-- start of Material for the task --
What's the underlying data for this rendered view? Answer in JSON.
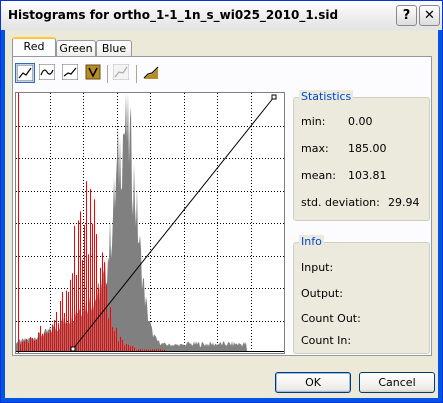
{
  "window": {
    "title": "Histograms for ortho_1-1_1n_s_wi025_2010_1.sid",
    "help_glyph": "?",
    "close_glyph": "✕"
  },
  "tabs": [
    {
      "label": "Red",
      "active": true
    },
    {
      "label": "Green",
      "active": false
    },
    {
      "label": "Blue",
      "active": false
    }
  ],
  "toolbar": [
    {
      "icon": "linear-stretch-icon",
      "pressed": true
    },
    {
      "icon": "curve-icon",
      "pressed": false
    },
    {
      "icon": "gamma-curve-icon",
      "pressed": false
    },
    {
      "icon": "histogram-equalize-icon",
      "pressed": false
    },
    {
      "icon": "custom-curve-icon",
      "pressed": false,
      "disabled": true
    },
    {
      "icon": "auto-stretch-icon",
      "pressed": false
    }
  ],
  "statistics": {
    "title": "Statistics",
    "min_label": "min:",
    "min": "0.00",
    "max_label": "max:",
    "max": "185.00",
    "mean_label": "mean:",
    "mean": "103.81",
    "std_label": "std. deviation:",
    "std": "29.94"
  },
  "info": {
    "title": "Info",
    "input_label": "Input:",
    "output_label": "Output:",
    "count_out_label": "Count Out:",
    "count_in_label": "Count In:"
  },
  "buttons": {
    "ok": "OK",
    "cancel": "Cancel"
  },
  "colors": {
    "red_histogram": "#ff0000",
    "gray_histogram": "#808080",
    "grid": "#000000",
    "tab_highlight": "#ffc83c"
  }
}
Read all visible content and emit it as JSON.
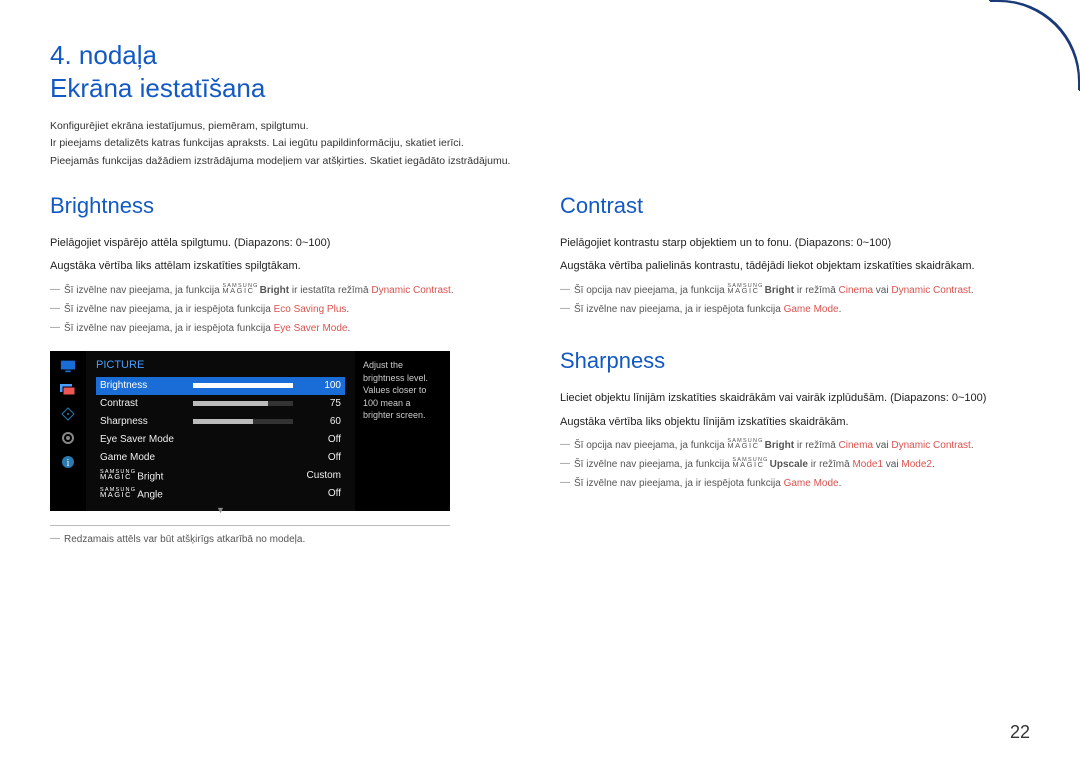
{
  "chapter": {
    "num": "4. nodaļa",
    "title": "Ekrāna iestatīšana"
  },
  "intro": {
    "l1": "Konfigurējiet ekrāna iestatījumus, piemēram, spilgtumu.",
    "l2": "Ir pieejams detalizēts katras funkcijas apraksts. Lai iegūtu papildinformāciju, skatiet ierīci.",
    "l3": "Pieejamās funkcijas dažādiem izstrādājuma modeļiem var atšķirties. Skatiet iegādāto izstrādājumu."
  },
  "brightness": {
    "heading": "Brightness",
    "p1": "Pielāgojiet vispārējo attēla spilgtumu. (Diapazons: 0~100)",
    "p2": "Augstāka vērtība liks attēlam izskatīties spilgtākam.",
    "n1a": "Šī izvēlne nav pieejama, ja funkcija ",
    "n1b": "Bright",
    "n1c": " ir iestatīta režīmā ",
    "n1d": "Dynamic Contrast",
    "n2a": "Šī izvēlne nav pieejama, ja ir iespējota funkcija ",
    "n2b": "Eco Saving Plus",
    "n3a": "Šī izvēlne nav pieejama, ja ir iespējota funkcija ",
    "n3b": "Eye Saver Mode"
  },
  "contrast": {
    "heading": "Contrast",
    "p1": "Pielāgojiet kontrastu starp objektiem un to fonu. (Diapazons: 0~100)",
    "p2": "Augstāka vērtība palielinās kontrastu, tādējādi liekot objektam izskatīties skaidrākam.",
    "n1a": "Šī opcija nav pieejama, ja funkcija ",
    "n1b": "Bright",
    "n1c": " ir režīmā ",
    "n1d": "Cinema",
    "n1e": " vai ",
    "n1f": "Dynamic Contrast",
    "n2a": "Šī izvēlne nav pieejama, ja ir iespējota funkcija ",
    "n2b": "Game Mode"
  },
  "sharpness": {
    "heading": "Sharpness",
    "p1": "Lieciet objektu līnijām izskatīties skaidrākām vai vairāk izplūdušām. (Diapazons: 0~100)",
    "p2": "Augstāka vērtība liks objektu līnijām izskatīties skaidrākām.",
    "n1a": "Šī opcija nav pieejama, ja funkcija ",
    "n1b": "Bright",
    "n1c": " ir režīmā ",
    "n1d": "Cinema",
    "n1e": " vai ",
    "n1f": "Dynamic Contrast",
    "n2a": "Šī izvēlne nav pieejama, ja funkcija ",
    "n2b": "Upscale",
    "n2c": " ir režīmā ",
    "n2d": "Mode1",
    "n2e": " vai ",
    "n2f": "Mode2",
    "n3a": "Šī izvēlne nav pieejama, ja ir iespējota funkcija ",
    "n3b": "Game Mode"
  },
  "osd": {
    "title": "PICTURE",
    "rows": {
      "brightness": {
        "label": "Brightness",
        "val": "100"
      },
      "contrast": {
        "label": "Contrast",
        "val": "75"
      },
      "sharpness": {
        "label": "Sharpness",
        "val": "60"
      },
      "eyesaver": {
        "label": "Eye Saver Mode",
        "val": "Off"
      },
      "gamemode": {
        "label": "Game Mode",
        "val": "Off"
      },
      "magicbright": {
        "label": "Bright",
        "val": "Custom"
      },
      "magicangle": {
        "label": "Angle",
        "val": "Off"
      }
    },
    "tip": "Adjust the brightness level. Values closer to 100 mean a brighter screen."
  },
  "magic": {
    "s": "SAMSUNG",
    "m": "MAGIC"
  },
  "footnote": "Redzamais attēls var būt atšķirīgs atkarībā no modeļa.",
  "pagenum": "22"
}
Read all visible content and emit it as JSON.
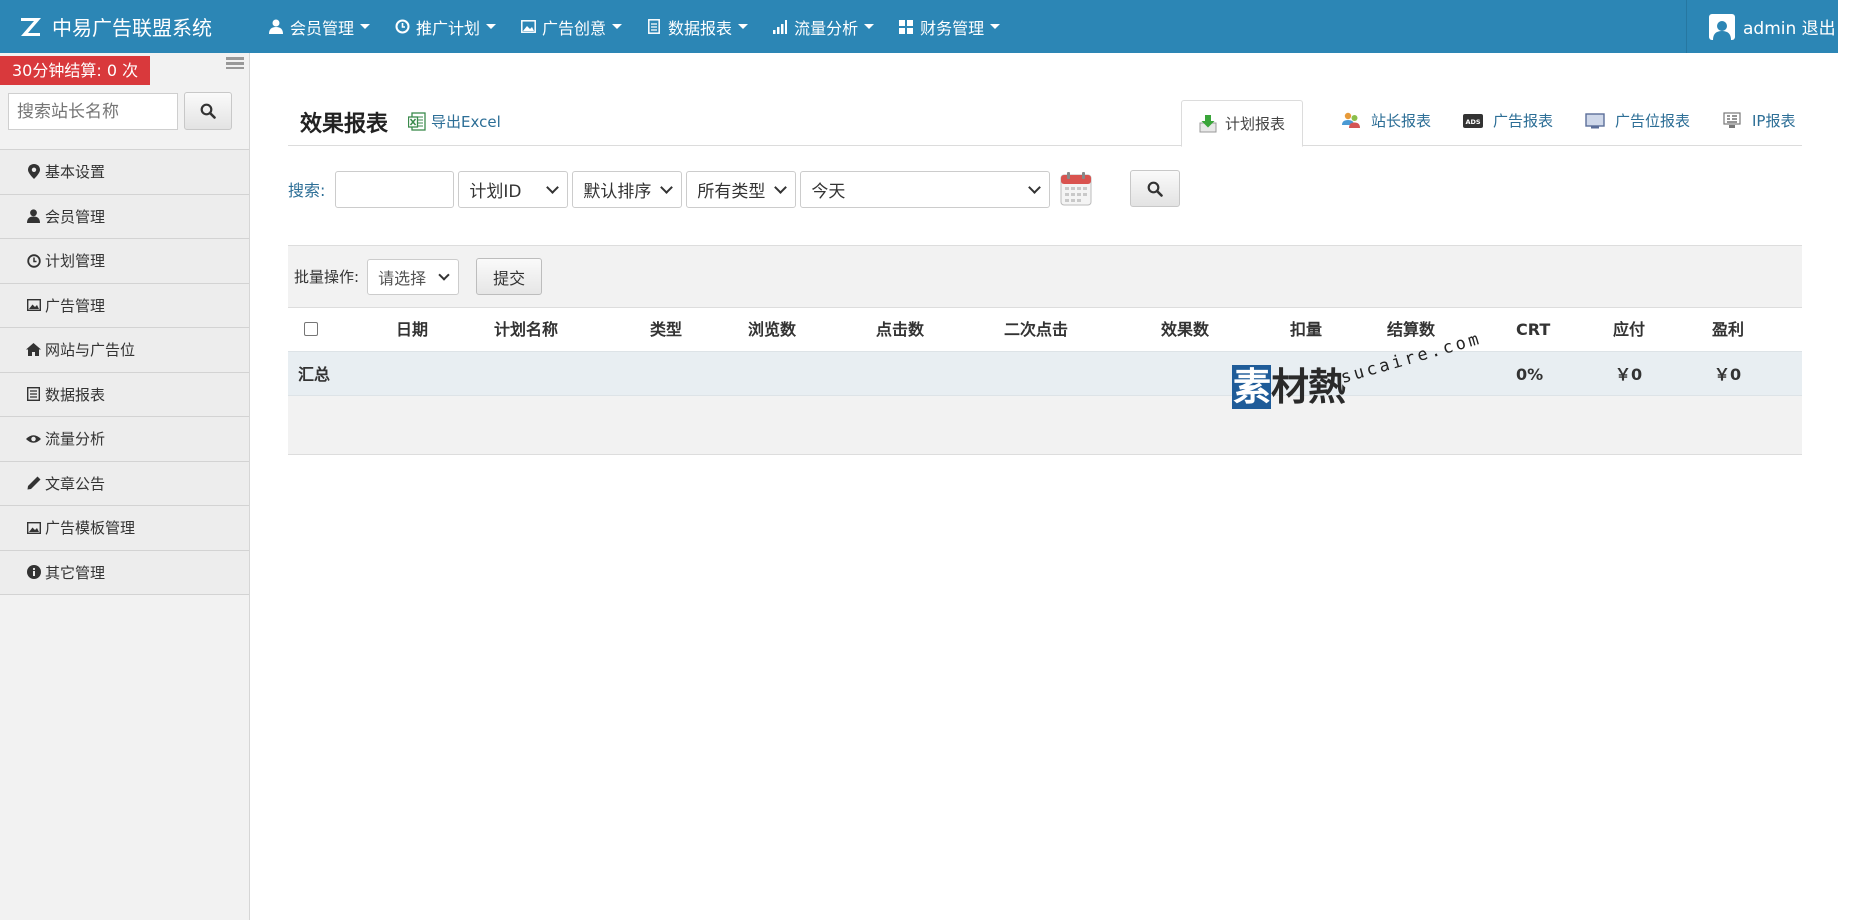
{
  "app": {
    "title": "中易广告联盟系统"
  },
  "nav": {
    "items": [
      {
        "label": "会员管理",
        "icon": "user-icon"
      },
      {
        "label": "推广计划",
        "icon": "clock-icon"
      },
      {
        "label": "广告创意",
        "icon": "image-icon"
      },
      {
        "label": "数据报表",
        "icon": "document-icon"
      },
      {
        "label": "流量分析",
        "icon": "signal-icon"
      },
      {
        "label": "财务管理",
        "icon": "grid-icon"
      }
    ]
  },
  "user": {
    "label": "admin 退出"
  },
  "sidebar": {
    "settle_badge": "30分钟结算: 0 次",
    "search_placeholder": "搜索站长名称",
    "items": [
      {
        "label": "基本设置",
        "icon": "map-pin-icon"
      },
      {
        "label": "会员管理",
        "icon": "user-icon"
      },
      {
        "label": "计划管理",
        "icon": "clock-icon"
      },
      {
        "label": "广告管理",
        "icon": "image-icon"
      },
      {
        "label": "网站与广告位",
        "icon": "home-icon"
      },
      {
        "label": "数据报表",
        "icon": "list-icon"
      },
      {
        "label": "流量分析",
        "icon": "eye-icon"
      },
      {
        "label": "文章公告",
        "icon": "pencil-icon"
      },
      {
        "label": "广告模板管理",
        "icon": "image-icon"
      },
      {
        "label": "其它管理",
        "icon": "info-icon"
      }
    ]
  },
  "main": {
    "title": "效果报表",
    "export_label": "导出Excel",
    "tabs": {
      "active": "计划报表",
      "links": [
        "站长报表",
        "广告报表",
        "广告位报表",
        "IP报表"
      ]
    },
    "filter": {
      "label": "搜索:",
      "input_value": "",
      "field_select": "计划ID",
      "sort_select": "默认排序",
      "type_select": "所有类型",
      "date_select": "今天"
    },
    "batch": {
      "label": "批量操作:",
      "select": "请选择",
      "submit": "提交"
    },
    "table": {
      "columns": [
        "日期",
        "计划名称",
        "类型",
        "浏览数",
        "点击数",
        "二次点击",
        "效果数",
        "扣量",
        "结算数",
        "CRT",
        "应付",
        "盈利"
      ],
      "summary": {
        "label": "汇总",
        "crt": "0%",
        "payable": "￥0",
        "profit": "￥0"
      }
    },
    "watermark": {
      "zh_first": "素",
      "zh_rest": "材熱",
      "en": "sucaire.com"
    }
  },
  "colors": {
    "topbar": "#2c86b5",
    "badge": "#d9393c",
    "link": "#2c6e96",
    "summary_row": "#e8eef2"
  }
}
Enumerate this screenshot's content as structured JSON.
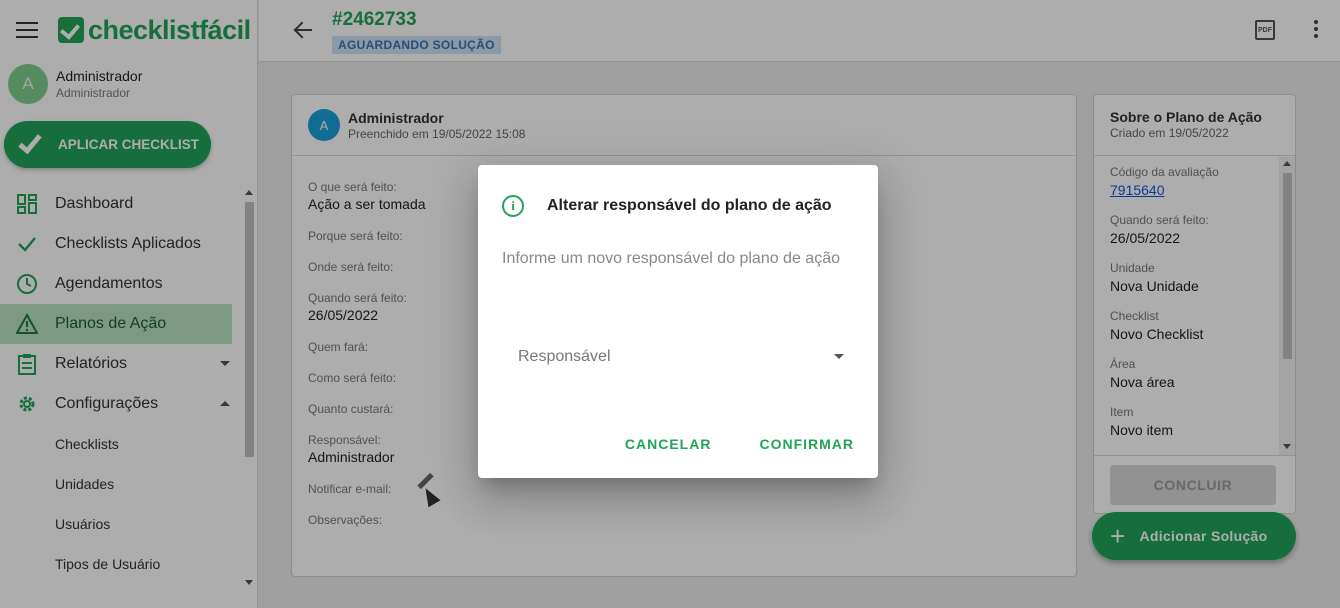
-- end of Material for the task --
- _What the task asks_
Reproduce the full material exactly, excluding the pictures.

- _Exercise result_
What's the underlying data for this rendered view? Answer in JSON.
{
  "window": {
    "title": "Histograms for ortho_1-1_1n_s_wi025_2010_1.sid",
    "help_glyph": "?",
    "close_glyph": "✕"
  },
  "tabs": [
    {
      "label": "Red",
      "active": true
    },
    {
      "label": "Green",
      "active": false
    },
    {
      "label": "Blue",
      "active": false
    }
  ],
  "toolbar": [
    {
      "icon": "linear-stretch-icon",
      "pressed": true
    },
    {
      "icon": "curve-icon",
      "pressed": false
    },
    {
      "icon": "gamma-curve-icon",
      "pressed": false
    },
    {
      "icon": "histogram-equalize-icon",
      "pressed": false
    },
    {
      "icon": "custom-curve-icon",
      "pressed": false,
      "disabled": true
    },
    {
      "icon": "auto-stretch-icon",
      "pressed": false
    }
  ],
  "statistics": {
    "title": "Statistics",
    "min_label": "min:",
    "min": "0.00",
    "max_label": "max:",
    "max": "185.00",
    "mean_label": "mean:",
    "mean": "103.81",
    "std_label": "std. deviation:",
    "std": "29.94"
  },
  "info": {
    "title": "Info",
    "input_label": "Input:",
    "output_label": "Output:",
    "count_out_label": "Count Out:",
    "count_in_label": "Count In:"
  },
  "buttons": {
    "ok": "OK",
    "cancel": "Cancel"
  },
  "colors": {
    "red_histogram": "#ff0000",
    "gray_histogram": "#808080",
    "grid": "#000000",
    "tab_highlight": "#ffc83c"
  }
}
Read all visible content and emit it as JSON.
{
  "chapter": {
    "num": "4. nodaļa",
    "title": "Ekrāna iestatīšana"
  },
  "intro": {
    "l1": "Konfigurējiet ekrāna iestatījumus, piemēram, spilgtumu.",
    "l2": "Ir pieejams detalizēts katras funkcijas apraksts. Lai iegūtu papildinformāciju, skatiet ierīci.",
    "l3": "Pieejamās funkcijas dažādiem izstrādājuma modeļiem var atšķirties. Skatiet iegādāto izstrādājumu."
  },
  "brightness": {
    "heading": "Brightness",
    "p1": "Pielāgojiet vispārējo attēla spilgtumu. (Diapazons: 0~100)",
    "p2": "Augstāka vērtība liks attēlam izskatīties spilgtākam.",
    "n1a": "Šī izvēlne nav pieejama, ja funkcija ",
    "n1b": "Bright",
    "n1c": " ir iestatīta režīmā ",
    "n1d": "Dynamic Contrast",
    "n2a": "Šī izvēlne nav pieejama, ja ir iespējota funkcija ",
    "n2b": "Eco Saving Plus",
    "n3a": "Šī izvēlne nav pieejama, ja ir iespējota funkcija ",
    "n3b": "Eye Saver Mode"
  },
  "contrast": {
    "heading": "Contrast",
    "p1": "Pielāgojiet kontrastu starp objektiem un to fonu. (Diapazons: 0~100)",
    "p2": "Augstāka vērtība palielinās kontrastu, tādējādi liekot objektam izskatīties skaidrākam.",
    "n1a": "Šī opcija nav pieejama, ja funkcija ",
    "n1b": "Bright",
    "n1c": " ir režīmā ",
    "n1d": "Cinema",
    "n1e": " vai ",
    "n1f": "Dynamic Contrast",
    "n2a": "Šī izvēlne nav pieejama, ja ir iespējota funkcija ",
    "n2b": "Game Mode"
  },
  "sharpness": {
    "heading": "Sharpness",
    "p1": "Lieciet objektu līnijām izskatīties skaidrākām vai vairāk izplūdušām. (Diapazons: 0~100)",
    "p2": "Augstāka vērtība liks objektu līnijām izskatīties skaidrākām.",
    "n1a": "Šī opcija nav pieejama, ja funkcija ",
    "n1b": "Bright",
    "n1c": " ir režīmā ",
    "n1d": "Cinema",
    "n1e": " vai ",
    "n1f": "Dynamic Contrast",
    "n2a": "Šī izvēlne nav pieejama, ja funkcija ",
    "n2b": "Upscale",
    "n2c": " ir režīmā ",
    "n2d": "Mode1",
    "n2e": " vai ",
    "n2f": "Mode2",
    "n3a": "Šī izvēlne nav pieejama, ja ir iespējota funkcija ",
    "n3b": "Game Mode"
  },
  "osd": {
    "title": "PICTURE",
    "rows": {
      "brightness": {
        "label": "Brightness",
        "val": "100"
      },
      "contrast": {
        "label": "Contrast",
        "val": "75"
      },
      "sharpness": {
        "label": "Sharpness",
        "val": "60"
      },
      "eyesaver": {
        "label": "Eye Saver Mode",
        "val": "Off"
      },
      "gamemode": {
        "label": "Game Mode",
        "val": "Off"
      },
      "magicbright": {
        "label": "Bright",
        "val": "Custom"
      },
      "magicangle": {
        "label": "Angle",
        "val": "Off"
      }
    },
    "tip": "Adjust the brightness level. Values closer to 100 mean a brighter screen."
  },
  "magic": {
    "s": "SAMSUNG",
    "m": "MAGIC"
  },
  "footnote": "Redzamais attēls var būt atšķirīgs atkarībā no modeļa.",
  "pagenum": "22"
}
Read all visible content and emit it as JSON.
{
  "app": {
    "title": "中易广告联盟系统"
  },
  "nav": {
    "items": [
      {
        "label": "会员管理",
        "icon": "user-icon"
      },
      {
        "label": "推广计划",
        "icon": "clock-icon"
      },
      {
        "label": "广告创意",
        "icon": "image-icon"
      },
      {
        "label": "数据报表",
        "icon": "document-icon"
      },
      {
        "label": "流量分析",
        "icon": "signal-icon"
      },
      {
        "label": "财务管理",
        "icon": "grid-icon"
      }
    ]
  },
  "user": {
    "label": "admin 退出"
  },
  "sidebar": {
    "settle_badge": "30分钟结算: 0 次",
    "search_placeholder": "搜索站长名称",
    "items": [
      {
        "label": "基本设置",
        "icon": "map-pin-icon"
      },
      {
        "label": "会员管理",
        "icon": "user-icon"
      },
      {
        "label": "计划管理",
        "icon": "clock-icon"
      },
      {
        "label": "广告管理",
        "icon": "image-icon"
      },
      {
        "label": "网站与广告位",
        "icon": "home-icon"
      },
      {
        "label": "数据报表",
        "icon": "list-icon"
      },
      {
        "label": "流量分析",
        "icon": "eye-icon"
      },
      {
        "label": "文章公告",
        "icon": "pencil-icon"
      },
      {
        "label": "广告模板管理",
        "icon": "image-icon"
      },
      {
        "label": "其它管理",
        "icon": "info-icon"
      }
    ]
  },
  "main": {
    "title": "效果报表",
    "export_label": "导出Excel",
    "tabs": {
      "active": "计划报表",
      "links": [
        "站长报表",
        "广告报表",
        "广告位报表",
        "IP报表"
      ]
    },
    "filter": {
      "label": "搜索:",
      "input_value": "",
      "field_select": "计划ID",
      "sort_select": "默认排序",
      "type_select": "所有类型",
      "date_select": "今天"
    },
    "batch": {
      "label": "批量操作:",
      "select": "请选择",
      "submit": "提交"
    },
    "table": {
      "columns": [
        "日期",
        "计划名称",
        "类型",
        "浏览数",
        "点击数",
        "二次点击",
        "效果数",
        "扣量",
        "结算数",
        "CRT",
        "应付",
        "盈利"
      ],
      "summary": {
        "label": "汇总",
        "crt": "0%",
        "payable": "￥0",
        "profit": "￥0"
      }
    },
    "watermark": {
      "zh_first": "素",
      "zh_rest": "材熱",
      "en": "sucaire.com"
    }
  },
  "colors": {
    "topbar": "#2c86b5",
    "badge": "#d9393c",
    "link": "#2c6e96",
    "summary_row": "#e8eef2"
  }
}
Enumerate this screenshot's content as structured JSON.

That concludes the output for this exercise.